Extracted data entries
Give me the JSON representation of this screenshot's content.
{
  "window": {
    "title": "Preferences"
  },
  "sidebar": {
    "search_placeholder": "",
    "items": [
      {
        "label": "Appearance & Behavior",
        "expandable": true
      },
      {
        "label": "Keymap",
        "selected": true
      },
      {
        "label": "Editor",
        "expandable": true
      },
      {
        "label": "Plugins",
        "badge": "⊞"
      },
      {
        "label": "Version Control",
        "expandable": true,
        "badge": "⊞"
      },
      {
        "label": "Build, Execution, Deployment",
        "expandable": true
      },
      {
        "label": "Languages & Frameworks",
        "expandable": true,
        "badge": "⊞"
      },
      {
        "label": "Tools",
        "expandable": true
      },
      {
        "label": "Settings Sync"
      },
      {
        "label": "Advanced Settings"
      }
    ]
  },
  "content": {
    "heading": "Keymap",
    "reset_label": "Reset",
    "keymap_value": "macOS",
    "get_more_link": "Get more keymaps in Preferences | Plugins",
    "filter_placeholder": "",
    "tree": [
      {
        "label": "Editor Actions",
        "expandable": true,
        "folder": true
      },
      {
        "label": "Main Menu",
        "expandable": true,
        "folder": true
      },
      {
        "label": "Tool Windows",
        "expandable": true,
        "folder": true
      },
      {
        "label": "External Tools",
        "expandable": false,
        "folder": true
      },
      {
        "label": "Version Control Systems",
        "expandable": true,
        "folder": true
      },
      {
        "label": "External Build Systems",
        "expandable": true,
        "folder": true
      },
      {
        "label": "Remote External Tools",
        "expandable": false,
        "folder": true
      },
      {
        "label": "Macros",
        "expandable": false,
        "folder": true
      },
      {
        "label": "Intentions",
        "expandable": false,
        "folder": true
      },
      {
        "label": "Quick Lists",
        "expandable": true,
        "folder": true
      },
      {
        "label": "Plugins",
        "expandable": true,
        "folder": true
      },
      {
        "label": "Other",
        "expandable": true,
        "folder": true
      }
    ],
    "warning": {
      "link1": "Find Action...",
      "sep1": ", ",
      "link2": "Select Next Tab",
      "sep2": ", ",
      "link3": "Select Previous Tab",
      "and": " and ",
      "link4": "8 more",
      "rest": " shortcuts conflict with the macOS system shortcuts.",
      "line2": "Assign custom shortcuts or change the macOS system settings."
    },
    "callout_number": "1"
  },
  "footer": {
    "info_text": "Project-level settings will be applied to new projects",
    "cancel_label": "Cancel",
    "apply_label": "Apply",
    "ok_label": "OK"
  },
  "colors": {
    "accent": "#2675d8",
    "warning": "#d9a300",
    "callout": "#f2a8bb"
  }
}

* _Problem to work on_: Write out all the entries exactly.

* _Response_:
Give me the JSON representation of this screenshot's content.
{
  "window": {
    "title": "Preferences"
  },
  "sidebar": {
    "search_placeholder": "",
    "items": [
      {
        "label": "Appearance & Behavior",
        "expandable": true
      },
      {
        "label": "Keymap",
        "selected": true
      },
      {
        "label": "Editor",
        "expandable": true
      },
      {
        "label": "Plugins",
        "badge": "⊞"
      },
      {
        "label": "Version Control",
        "expandable": true,
        "badge": "⊞"
      },
      {
        "label": "Build, Execution, Deployment",
        "expandable": true
      },
      {
        "label": "Languages & Frameworks",
        "expandable": true,
        "badge": "⊞"
      },
      {
        "label": "Tools",
        "expandable": true
      },
      {
        "label": "Settings Sync"
      },
      {
        "label": "Advanced Settings"
      }
    ]
  },
  "content": {
    "heading": "Keymap",
    "reset_label": "Reset",
    "keymap_value": "macOS",
    "get_more_link": "Get more keymaps in Preferences | Plugins",
    "filter_placeholder": "",
    "tree": [
      {
        "label": "Editor Actions",
        "expandable": true,
        "folder": true
      },
      {
        "label": "Main Menu",
        "expandable": true,
        "folder": true
      },
      {
        "label": "Tool Windows",
        "expandable": true,
        "folder": true
      },
      {
        "label": "External Tools",
        "expandable": false,
        "folder": true
      },
      {
        "label": "Version Control Systems",
        "expandable": true,
        "folder": true
      },
      {
        "label": "External Build Systems",
        "expandable": true,
        "folder": true
      },
      {
        "label": "Remote External Tools",
        "expandable": false,
        "folder": true
      },
      {
        "label": "Macros",
        "expandable": false,
        "folder": true
      },
      {
        "label": "Intentions",
        "expandable": false,
        "folder": true
      },
      {
        "label": "Quick Lists",
        "expandable": true,
        "folder": true
      },
      {
        "label": "Plugins",
        "expandable": true,
        "folder": true
      },
      {
        "label": "Other",
        "expandable": true,
        "folder": true
      }
    ],
    "warning": {
      "link1": "Find Action...",
      "sep1": ", ",
      "link2": "Select Next Tab",
      "sep2": ", ",
      "link3": "Select Previous Tab",
      "and": " and ",
      "link4": "8 more",
      "rest": " shortcuts conflict with the macOS system shortcuts.",
      "line2": "Assign custom shortcuts or change the macOS system settings."
    },
    "callout_number": "1"
  },
  "footer": {
    "info_text": "Project-level settings will be applied to new projects",
    "cancel_label": "Cancel",
    "apply_label": "Apply",
    "ok_label": "OK"
  },
  "colors": {
    "accent": "#2675d8",
    "warning": "#d9a300",
    "callout": "#f2a8bb"
  }
}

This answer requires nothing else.